### Directions for this task
All of the data should be output character for character, except the pictures.
━━━━━ Excerpted data ━━━━━
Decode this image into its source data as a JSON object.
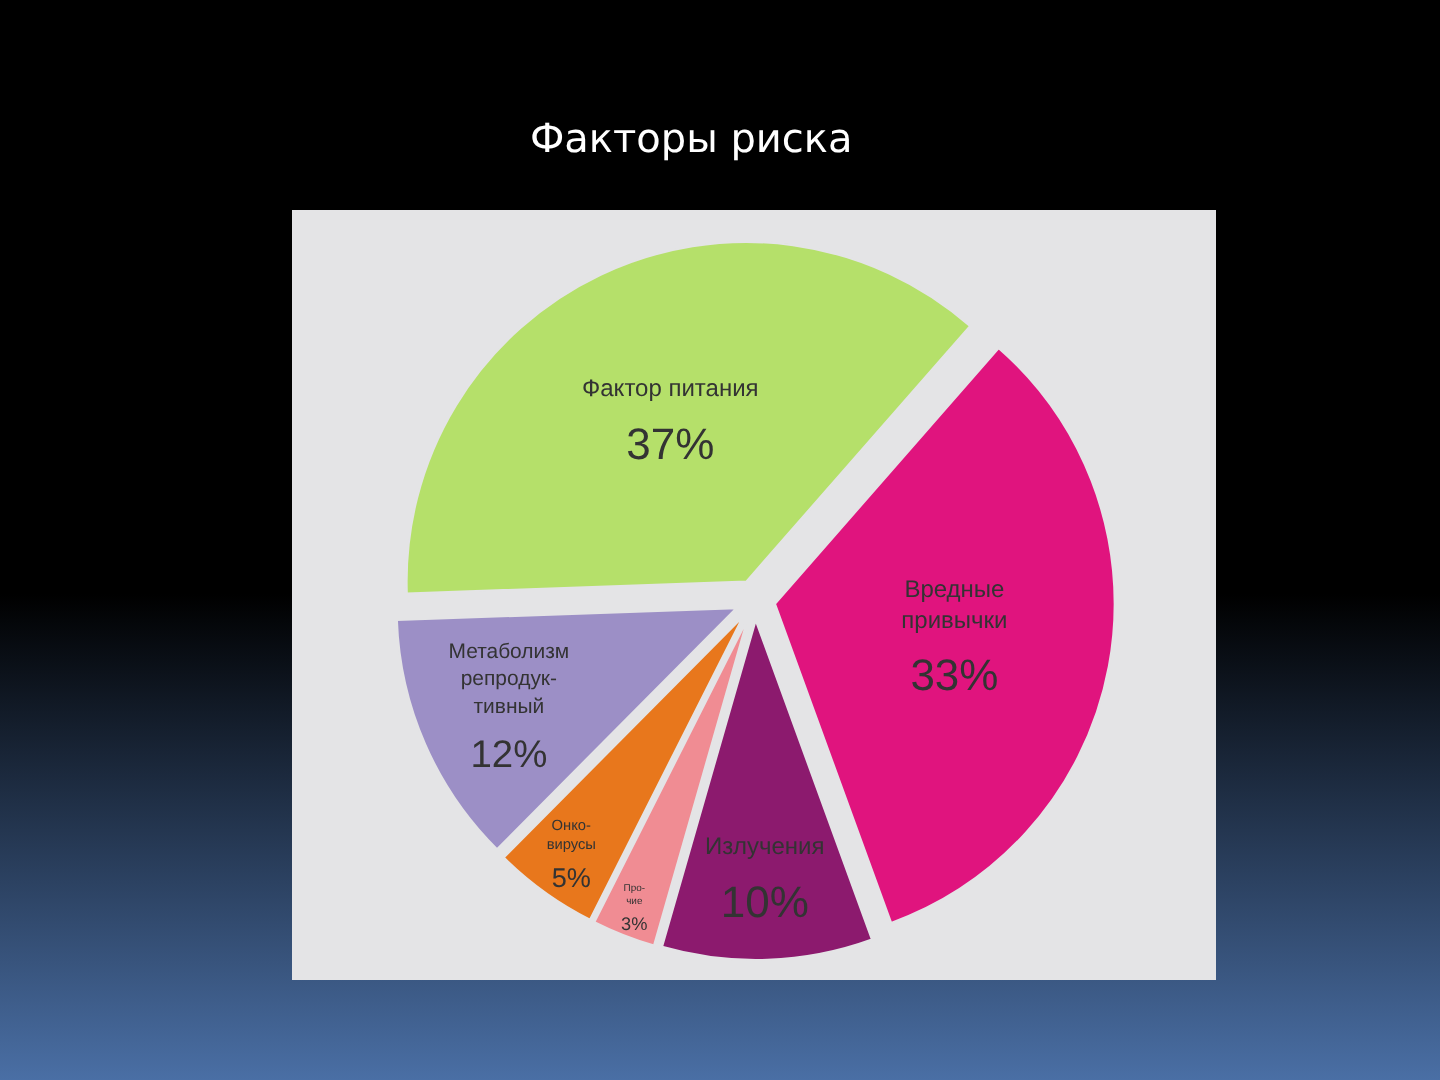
{
  "chart_data": {
    "type": "pie",
    "title": "Факторы риска",
    "categories": [
      "Фактор питания",
      "Вредные\nпривычки",
      "Излучения",
      "Про-\nчие",
      "Онко-\nвирусы",
      "Метаболизм\nрепродук-\nтивный"
    ],
    "values": [
      37,
      33,
      10,
      3,
      5,
      12
    ],
    "value_labels": [
      "37%",
      "33%",
      "10%",
      "3%",
      "5%",
      "12%"
    ],
    "colors": [
      "#b5e06a",
      "#e0147e",
      "#8c1a6e",
      "#f08c93",
      "#e8771c",
      "#9c8fc6"
    ],
    "legend": false
  }
}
━━━━━
### Correct output
Decode this image into its source data as a JSON object.
{
  "chart_data": {
    "type": "pie",
    "title": "Факторы риска",
    "categories": [
      "Фактор питания",
      "Вредные\nпривычки",
      "Излучения",
      "Про-\nчие",
      "Онко-\nвирусы",
      "Метаболизм\nрепродук-\nтивный"
    ],
    "values": [
      37,
      33,
      10,
      3,
      5,
      12
    ],
    "value_labels": [
      "37%",
      "33%",
      "10%",
      "3%",
      "5%",
      "12%"
    ],
    "colors": [
      "#b5e06a",
      "#e0147e",
      "#8c1a6e",
      "#f08c93",
      "#e8771c",
      "#9c8fc6"
    ],
    "legend": false
  }
}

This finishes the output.